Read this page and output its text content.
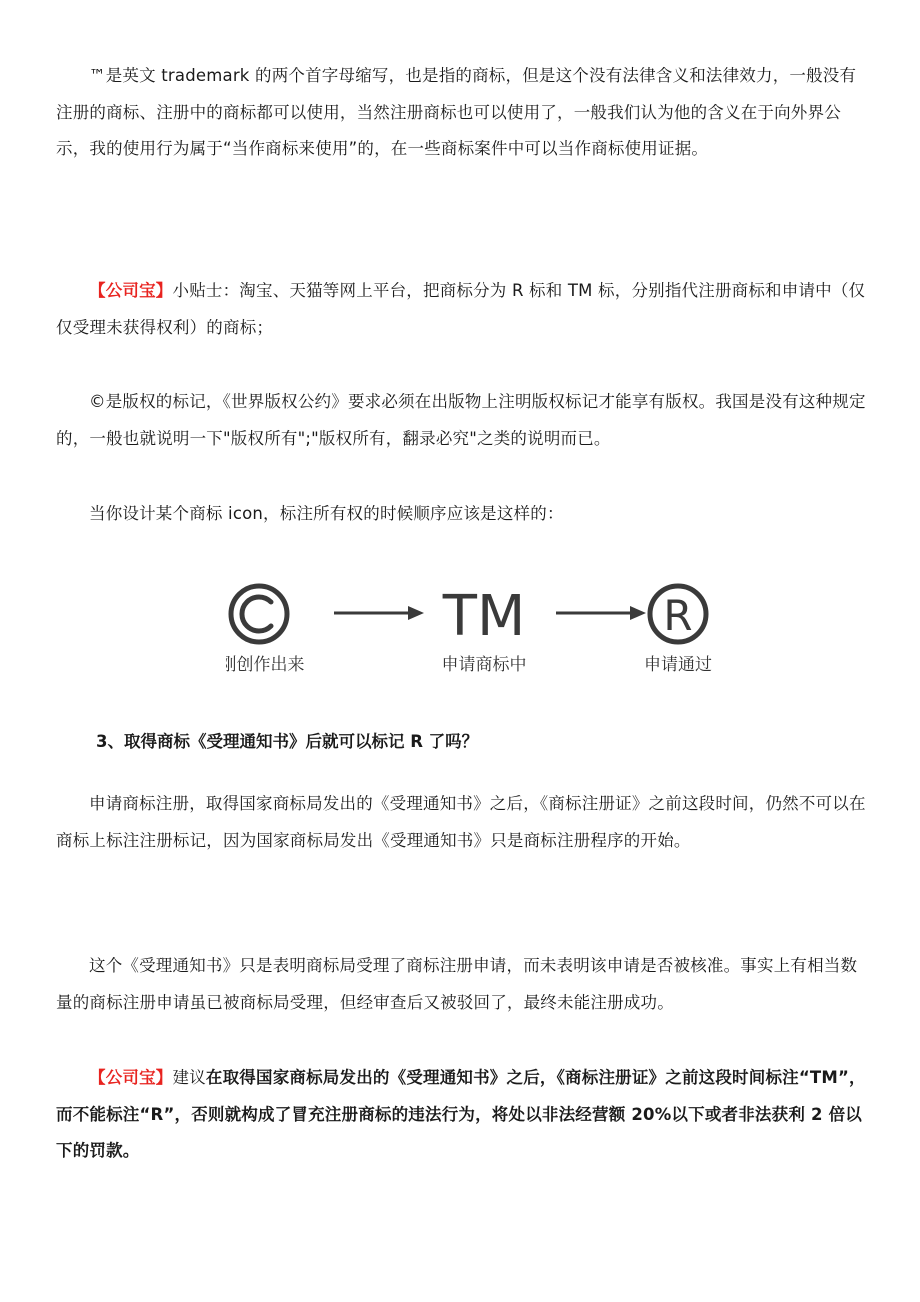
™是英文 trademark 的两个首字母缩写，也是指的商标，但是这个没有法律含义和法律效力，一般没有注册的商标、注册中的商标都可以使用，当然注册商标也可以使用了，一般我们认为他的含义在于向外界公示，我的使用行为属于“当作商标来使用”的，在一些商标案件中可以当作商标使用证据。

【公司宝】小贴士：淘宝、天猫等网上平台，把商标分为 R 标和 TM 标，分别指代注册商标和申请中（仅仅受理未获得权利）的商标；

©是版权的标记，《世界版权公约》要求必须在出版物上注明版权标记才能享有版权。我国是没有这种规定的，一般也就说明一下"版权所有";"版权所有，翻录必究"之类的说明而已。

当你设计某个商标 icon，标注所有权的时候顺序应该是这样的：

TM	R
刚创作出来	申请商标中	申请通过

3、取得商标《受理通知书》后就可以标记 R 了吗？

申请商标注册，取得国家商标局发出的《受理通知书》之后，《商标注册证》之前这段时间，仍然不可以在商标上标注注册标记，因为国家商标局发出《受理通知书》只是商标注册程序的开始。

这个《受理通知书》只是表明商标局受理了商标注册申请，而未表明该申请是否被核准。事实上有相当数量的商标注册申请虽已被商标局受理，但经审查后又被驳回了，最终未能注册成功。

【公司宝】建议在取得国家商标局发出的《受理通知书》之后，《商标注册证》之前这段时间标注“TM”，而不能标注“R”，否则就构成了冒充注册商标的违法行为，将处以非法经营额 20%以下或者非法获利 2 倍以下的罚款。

▸ **What you will do**: Repeat all of the records verbatim, leaving out the pictures.

▸ **Output of the task**:
Read this page and output its text content.
™是英文 trademark 的两个首字母缩写，也是指的商标，但是这个没有法律含义和法律效力，一般没有注册的商标、注册中的商标都可以使用，当然注册商标也可以使用了，一般我们认为他的含义在于向外界公示，我的使用行为属于“当作商标来使用”的，在一些商标案件中可以当作商标使用证据。

【公司宝】小贴士：淘宝、天猫等网上平台，把商标分为 R 标和 TM 标，分别指代注册商标和申请中（仅仅受理未获得权利）的商标；

©是版权的标记，《世界版权公约》要求必须在出版物上注明版权标记才能享有版权。我国是没有这种规定的，一般也就说明一下"版权所有";"版权所有，翻录必究"之类的说明而已。

当你设计某个商标 icon，标注所有权的时候顺序应该是这样的：

TM	R
刚创作出来	申请商标中	申请通过

3、取得商标《受理通知书》后就可以标记 R 了吗？

申请商标注册，取得国家商标局发出的《受理通知书》之后，《商标注册证》之前这段时间，仍然不可以在商标上标注注册标记，因为国家商标局发出《受理通知书》只是商标注册程序的开始。

这个《受理通知书》只是表明商标局受理了商标注册申请，而未表明该申请是否被核准。事实上有相当数量的商标注册申请虽已被商标局受理，但经审查后又被驳回了，最终未能注册成功。

【公司宝】建议在取得国家商标局发出的《受理通知书》之后，《商标注册证》之前这段时间标注“TM”，而不能标注“R”，否则就构成了冒充注册商标的违法行为，将处以非法经营额 20%以下或者非法获利 2 倍以下的罚款。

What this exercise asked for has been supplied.